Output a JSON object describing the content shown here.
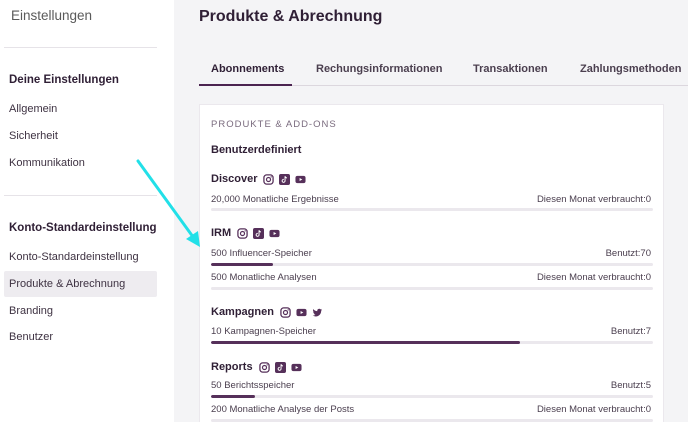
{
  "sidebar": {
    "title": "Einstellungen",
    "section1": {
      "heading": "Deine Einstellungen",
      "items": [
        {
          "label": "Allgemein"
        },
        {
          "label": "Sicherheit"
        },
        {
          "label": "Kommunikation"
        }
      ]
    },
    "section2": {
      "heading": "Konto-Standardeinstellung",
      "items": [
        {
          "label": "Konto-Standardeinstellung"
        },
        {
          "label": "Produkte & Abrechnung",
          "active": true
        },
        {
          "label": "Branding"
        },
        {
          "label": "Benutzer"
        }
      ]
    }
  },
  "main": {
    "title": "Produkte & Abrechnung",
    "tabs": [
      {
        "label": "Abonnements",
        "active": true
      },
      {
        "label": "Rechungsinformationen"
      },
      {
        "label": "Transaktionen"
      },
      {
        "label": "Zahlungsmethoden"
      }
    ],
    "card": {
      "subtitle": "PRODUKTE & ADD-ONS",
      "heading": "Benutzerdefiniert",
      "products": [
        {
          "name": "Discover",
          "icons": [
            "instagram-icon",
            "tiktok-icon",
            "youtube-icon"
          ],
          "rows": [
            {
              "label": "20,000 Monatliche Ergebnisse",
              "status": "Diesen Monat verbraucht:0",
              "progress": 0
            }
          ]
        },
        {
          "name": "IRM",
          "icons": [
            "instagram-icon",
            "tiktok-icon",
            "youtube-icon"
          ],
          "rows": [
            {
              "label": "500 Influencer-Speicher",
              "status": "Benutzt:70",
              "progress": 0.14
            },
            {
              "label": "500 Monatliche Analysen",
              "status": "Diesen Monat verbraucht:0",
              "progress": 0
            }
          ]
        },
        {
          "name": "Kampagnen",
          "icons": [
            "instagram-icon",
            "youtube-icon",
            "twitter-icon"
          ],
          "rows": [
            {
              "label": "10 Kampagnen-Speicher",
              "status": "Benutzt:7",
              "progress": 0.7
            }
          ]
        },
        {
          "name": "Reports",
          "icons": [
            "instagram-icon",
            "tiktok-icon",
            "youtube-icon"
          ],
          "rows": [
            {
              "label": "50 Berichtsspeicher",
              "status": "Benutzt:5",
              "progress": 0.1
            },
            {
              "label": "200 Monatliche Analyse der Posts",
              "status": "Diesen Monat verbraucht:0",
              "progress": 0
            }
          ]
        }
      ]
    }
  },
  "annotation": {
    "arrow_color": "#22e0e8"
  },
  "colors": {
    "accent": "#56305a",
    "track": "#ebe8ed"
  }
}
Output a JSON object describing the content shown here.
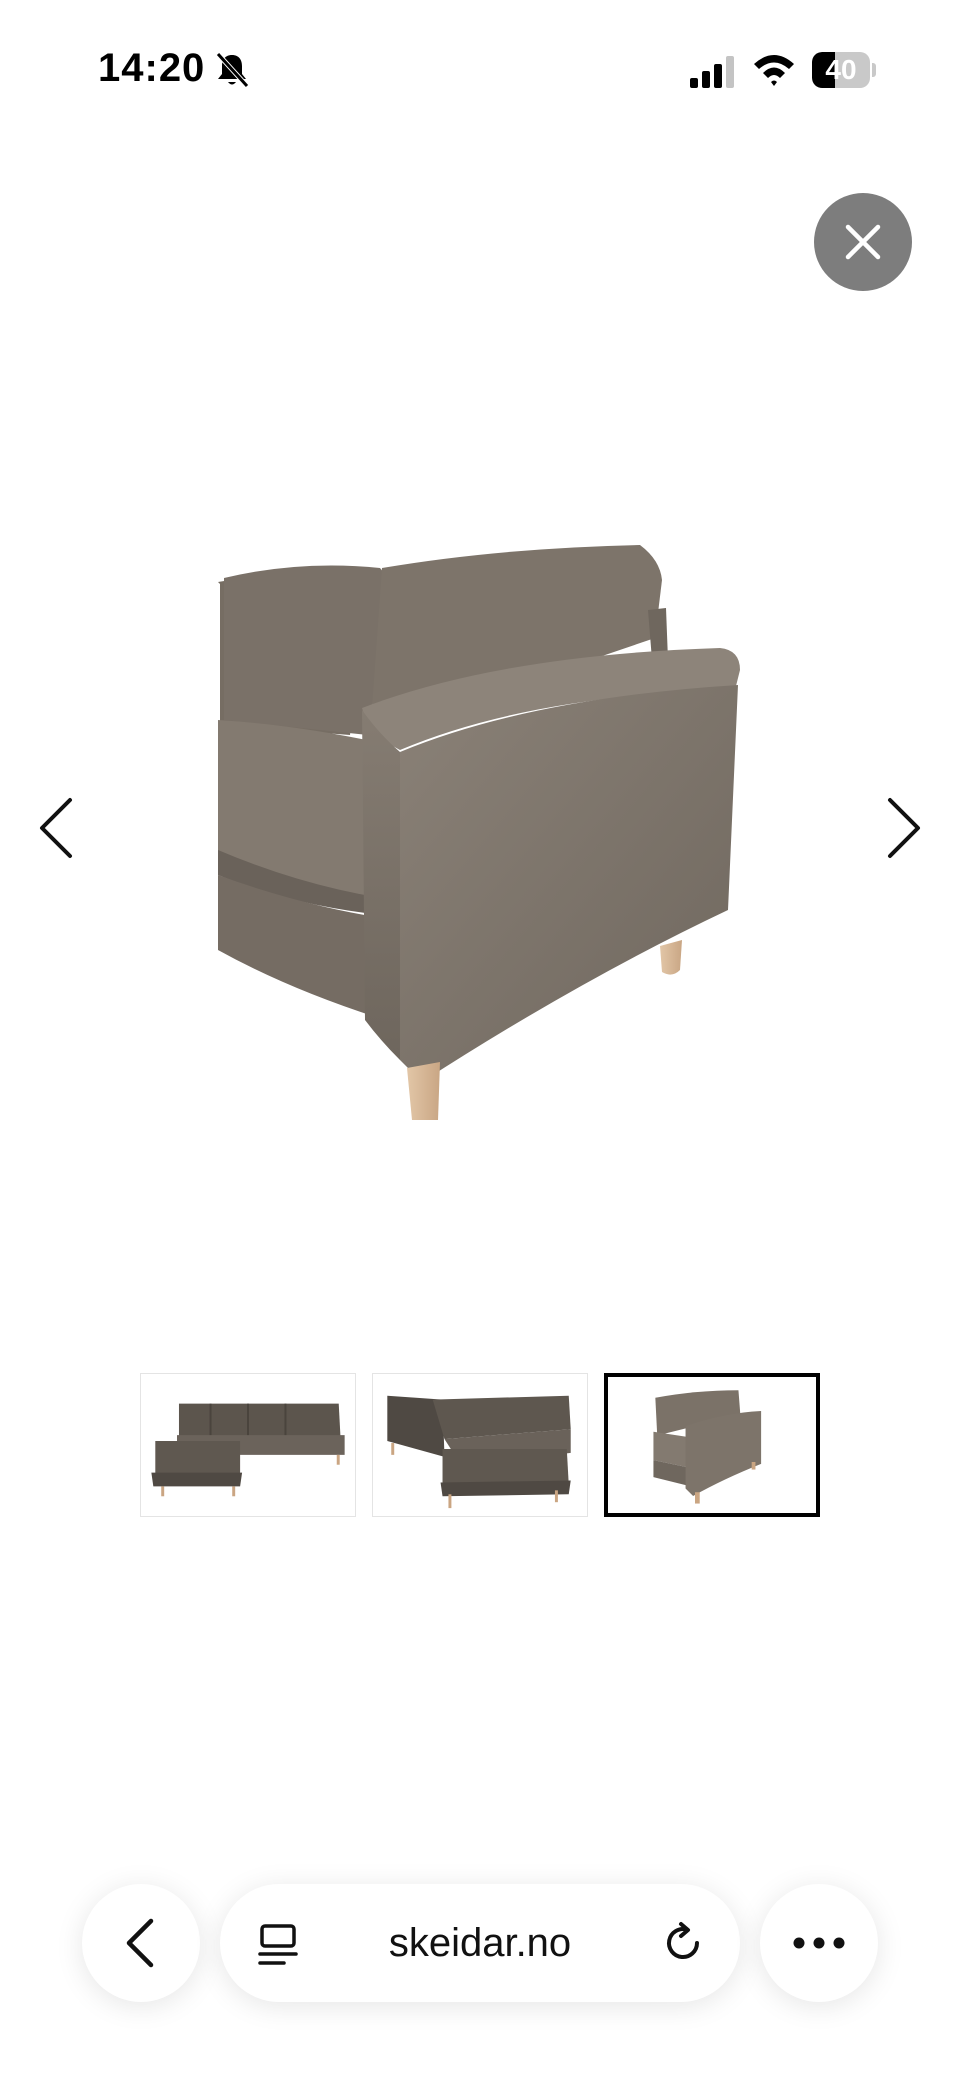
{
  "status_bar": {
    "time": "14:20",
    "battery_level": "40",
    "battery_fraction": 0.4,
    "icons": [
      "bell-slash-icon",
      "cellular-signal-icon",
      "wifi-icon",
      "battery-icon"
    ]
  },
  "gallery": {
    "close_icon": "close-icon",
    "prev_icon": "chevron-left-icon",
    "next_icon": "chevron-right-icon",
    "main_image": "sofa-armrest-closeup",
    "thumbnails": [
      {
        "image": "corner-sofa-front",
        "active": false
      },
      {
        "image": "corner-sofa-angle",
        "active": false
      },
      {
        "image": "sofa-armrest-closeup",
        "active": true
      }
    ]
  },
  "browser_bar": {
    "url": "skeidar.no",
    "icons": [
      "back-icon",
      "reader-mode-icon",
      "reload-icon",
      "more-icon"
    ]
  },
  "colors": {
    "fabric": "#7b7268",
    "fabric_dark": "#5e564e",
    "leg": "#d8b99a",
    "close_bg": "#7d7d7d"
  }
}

--------------------------------

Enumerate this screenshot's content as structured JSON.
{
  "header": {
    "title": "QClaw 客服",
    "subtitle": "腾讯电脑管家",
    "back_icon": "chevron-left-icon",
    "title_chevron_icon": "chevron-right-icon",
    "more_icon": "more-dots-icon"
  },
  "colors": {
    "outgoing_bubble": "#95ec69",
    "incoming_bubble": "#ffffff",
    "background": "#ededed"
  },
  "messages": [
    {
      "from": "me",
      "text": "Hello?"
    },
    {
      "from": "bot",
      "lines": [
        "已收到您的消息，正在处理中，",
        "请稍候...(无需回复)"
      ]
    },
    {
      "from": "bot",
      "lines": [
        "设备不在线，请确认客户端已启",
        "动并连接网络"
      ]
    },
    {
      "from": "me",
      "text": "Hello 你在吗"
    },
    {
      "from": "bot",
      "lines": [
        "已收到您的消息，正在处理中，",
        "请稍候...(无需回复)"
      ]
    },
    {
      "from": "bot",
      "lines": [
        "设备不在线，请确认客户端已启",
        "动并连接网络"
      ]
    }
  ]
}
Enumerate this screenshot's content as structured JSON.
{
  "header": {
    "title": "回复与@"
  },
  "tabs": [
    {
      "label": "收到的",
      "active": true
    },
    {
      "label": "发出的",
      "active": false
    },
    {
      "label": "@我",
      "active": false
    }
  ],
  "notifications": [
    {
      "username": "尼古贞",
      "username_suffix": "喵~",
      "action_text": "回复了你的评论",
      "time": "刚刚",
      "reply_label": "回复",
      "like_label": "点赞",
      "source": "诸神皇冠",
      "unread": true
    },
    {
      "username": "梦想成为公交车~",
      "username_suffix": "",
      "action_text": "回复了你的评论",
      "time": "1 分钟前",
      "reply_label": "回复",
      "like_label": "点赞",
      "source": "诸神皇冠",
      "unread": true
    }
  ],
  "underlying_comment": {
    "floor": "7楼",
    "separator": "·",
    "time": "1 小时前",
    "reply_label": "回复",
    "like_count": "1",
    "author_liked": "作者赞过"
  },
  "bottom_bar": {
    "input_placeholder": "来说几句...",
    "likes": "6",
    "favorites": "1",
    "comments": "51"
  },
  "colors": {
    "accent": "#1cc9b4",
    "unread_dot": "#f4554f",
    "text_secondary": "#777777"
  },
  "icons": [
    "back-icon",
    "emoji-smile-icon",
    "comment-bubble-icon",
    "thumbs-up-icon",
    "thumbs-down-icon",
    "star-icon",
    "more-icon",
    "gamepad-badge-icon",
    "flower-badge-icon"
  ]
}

--------------------------------

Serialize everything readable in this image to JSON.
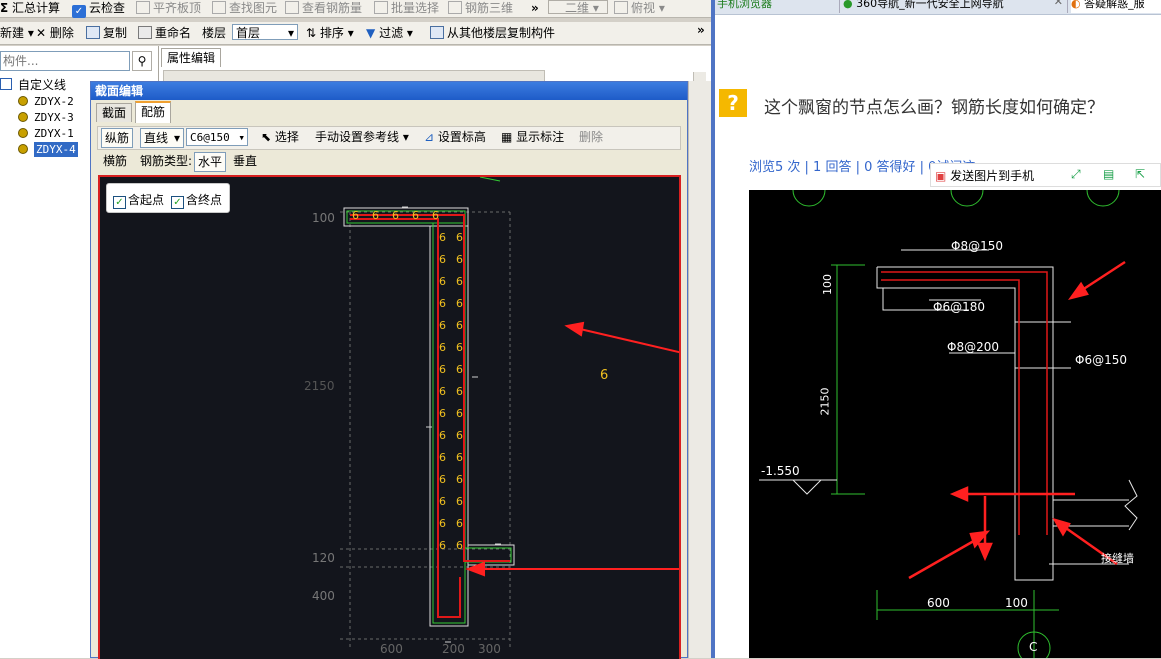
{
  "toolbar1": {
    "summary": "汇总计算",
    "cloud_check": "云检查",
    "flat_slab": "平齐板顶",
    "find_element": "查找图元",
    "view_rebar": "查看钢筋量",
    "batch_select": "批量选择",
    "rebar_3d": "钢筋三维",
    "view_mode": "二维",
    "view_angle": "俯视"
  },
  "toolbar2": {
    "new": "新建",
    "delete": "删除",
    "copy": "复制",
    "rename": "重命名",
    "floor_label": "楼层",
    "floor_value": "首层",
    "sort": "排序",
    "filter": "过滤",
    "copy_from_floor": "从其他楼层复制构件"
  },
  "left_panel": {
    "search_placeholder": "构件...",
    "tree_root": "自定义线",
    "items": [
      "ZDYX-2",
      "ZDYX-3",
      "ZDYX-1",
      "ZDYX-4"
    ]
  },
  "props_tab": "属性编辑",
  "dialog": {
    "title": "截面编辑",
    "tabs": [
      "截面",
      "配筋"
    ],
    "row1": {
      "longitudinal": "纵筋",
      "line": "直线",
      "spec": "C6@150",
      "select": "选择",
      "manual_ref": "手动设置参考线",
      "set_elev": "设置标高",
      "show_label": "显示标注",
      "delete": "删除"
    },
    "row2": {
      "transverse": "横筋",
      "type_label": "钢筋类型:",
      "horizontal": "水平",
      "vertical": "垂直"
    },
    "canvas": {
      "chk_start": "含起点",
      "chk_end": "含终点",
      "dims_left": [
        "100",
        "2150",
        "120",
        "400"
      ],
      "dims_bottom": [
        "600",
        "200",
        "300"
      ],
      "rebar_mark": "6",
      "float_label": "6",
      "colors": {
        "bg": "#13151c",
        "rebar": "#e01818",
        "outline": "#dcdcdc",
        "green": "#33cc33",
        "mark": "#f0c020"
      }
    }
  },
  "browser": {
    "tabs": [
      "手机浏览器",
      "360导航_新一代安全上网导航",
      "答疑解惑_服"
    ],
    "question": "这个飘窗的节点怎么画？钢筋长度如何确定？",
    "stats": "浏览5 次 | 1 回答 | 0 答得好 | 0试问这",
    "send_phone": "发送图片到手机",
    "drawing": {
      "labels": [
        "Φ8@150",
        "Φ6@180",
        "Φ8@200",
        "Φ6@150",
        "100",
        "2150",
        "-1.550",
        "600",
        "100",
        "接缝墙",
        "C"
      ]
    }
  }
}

--------------------------------

** Short problem **
List the lines of the entries that include "badge".

** Solution **
    "gamepad-badge-icon",
    "flower-badge-icon"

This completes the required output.